╭──

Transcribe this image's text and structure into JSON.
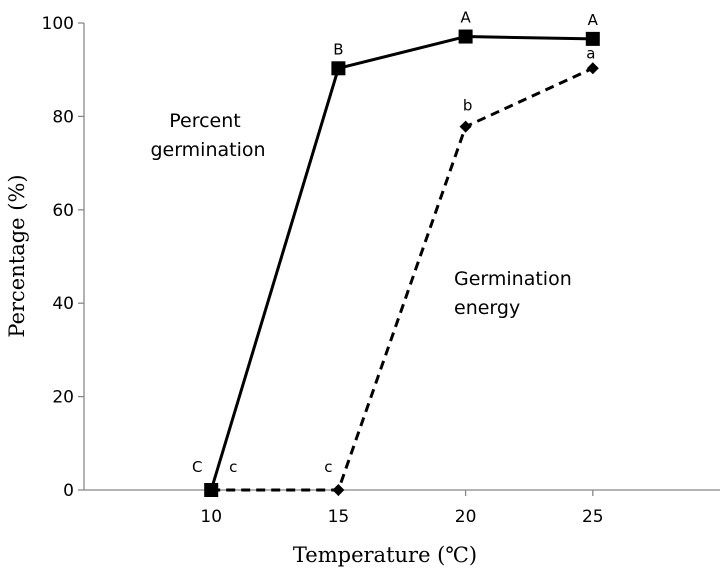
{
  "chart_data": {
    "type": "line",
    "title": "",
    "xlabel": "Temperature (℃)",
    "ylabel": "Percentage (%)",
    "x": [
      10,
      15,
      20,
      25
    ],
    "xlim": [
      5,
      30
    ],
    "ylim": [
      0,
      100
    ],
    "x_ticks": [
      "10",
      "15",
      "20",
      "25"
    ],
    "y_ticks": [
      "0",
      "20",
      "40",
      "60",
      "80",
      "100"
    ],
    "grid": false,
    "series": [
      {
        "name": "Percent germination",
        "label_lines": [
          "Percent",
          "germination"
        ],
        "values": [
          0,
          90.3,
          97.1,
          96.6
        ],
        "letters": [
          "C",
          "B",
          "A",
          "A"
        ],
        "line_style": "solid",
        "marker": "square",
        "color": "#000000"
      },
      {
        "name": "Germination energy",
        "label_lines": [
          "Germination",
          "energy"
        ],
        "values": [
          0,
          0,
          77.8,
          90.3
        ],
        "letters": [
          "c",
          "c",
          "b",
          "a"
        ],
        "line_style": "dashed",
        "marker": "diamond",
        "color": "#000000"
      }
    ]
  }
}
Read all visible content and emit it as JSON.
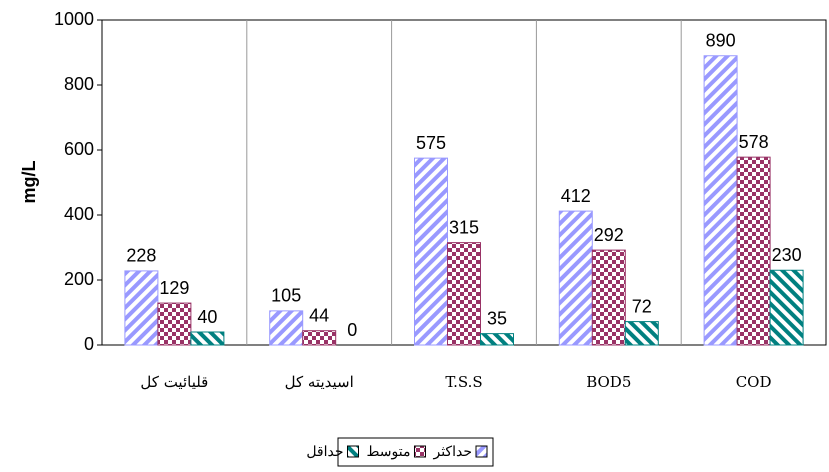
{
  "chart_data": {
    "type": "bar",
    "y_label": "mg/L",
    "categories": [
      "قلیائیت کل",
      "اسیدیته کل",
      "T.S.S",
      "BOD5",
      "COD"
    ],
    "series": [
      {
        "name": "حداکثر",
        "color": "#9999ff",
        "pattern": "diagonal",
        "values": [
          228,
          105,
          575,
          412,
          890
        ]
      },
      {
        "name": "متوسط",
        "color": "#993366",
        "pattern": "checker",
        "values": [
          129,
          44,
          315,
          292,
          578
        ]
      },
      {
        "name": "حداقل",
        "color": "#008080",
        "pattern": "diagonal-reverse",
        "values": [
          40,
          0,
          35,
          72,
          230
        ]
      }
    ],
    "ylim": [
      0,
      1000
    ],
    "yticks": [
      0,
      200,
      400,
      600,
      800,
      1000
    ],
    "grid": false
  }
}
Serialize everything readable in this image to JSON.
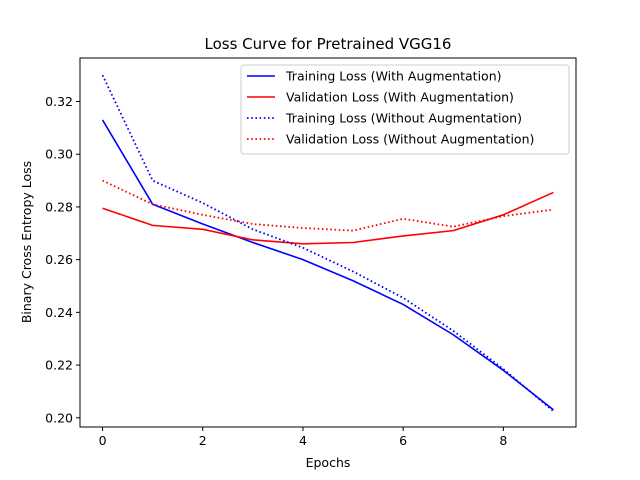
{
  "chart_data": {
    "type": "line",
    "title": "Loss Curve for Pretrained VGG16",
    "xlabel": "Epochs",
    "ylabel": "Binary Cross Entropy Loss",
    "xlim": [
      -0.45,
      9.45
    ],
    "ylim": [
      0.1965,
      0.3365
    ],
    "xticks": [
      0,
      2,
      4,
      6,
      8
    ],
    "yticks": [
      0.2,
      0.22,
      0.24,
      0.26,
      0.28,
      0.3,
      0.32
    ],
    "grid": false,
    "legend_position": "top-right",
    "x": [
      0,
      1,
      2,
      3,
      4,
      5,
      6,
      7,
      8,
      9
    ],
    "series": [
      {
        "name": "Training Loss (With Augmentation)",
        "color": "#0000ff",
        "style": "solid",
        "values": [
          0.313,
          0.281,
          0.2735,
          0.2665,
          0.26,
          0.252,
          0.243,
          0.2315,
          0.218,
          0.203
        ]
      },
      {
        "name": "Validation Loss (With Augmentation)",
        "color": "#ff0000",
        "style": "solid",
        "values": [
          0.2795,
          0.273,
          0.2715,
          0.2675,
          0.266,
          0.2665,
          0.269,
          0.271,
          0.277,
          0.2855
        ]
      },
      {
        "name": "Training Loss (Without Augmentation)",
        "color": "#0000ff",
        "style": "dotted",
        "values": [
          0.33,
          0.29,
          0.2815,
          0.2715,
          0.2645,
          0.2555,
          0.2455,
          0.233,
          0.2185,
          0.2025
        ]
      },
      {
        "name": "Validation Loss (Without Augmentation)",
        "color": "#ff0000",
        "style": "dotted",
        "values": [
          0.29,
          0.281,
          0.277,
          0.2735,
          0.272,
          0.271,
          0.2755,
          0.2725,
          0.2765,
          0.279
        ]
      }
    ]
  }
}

╰──

• PROBLEM DESCRIPTION
Which lines include the word "Without"? Copy every one of them.

• REPLY TO THE EXERCISE
        "name": "Training Loss (Without Augmentation)",
        "name": "Validation Loss (Without Augmentation)",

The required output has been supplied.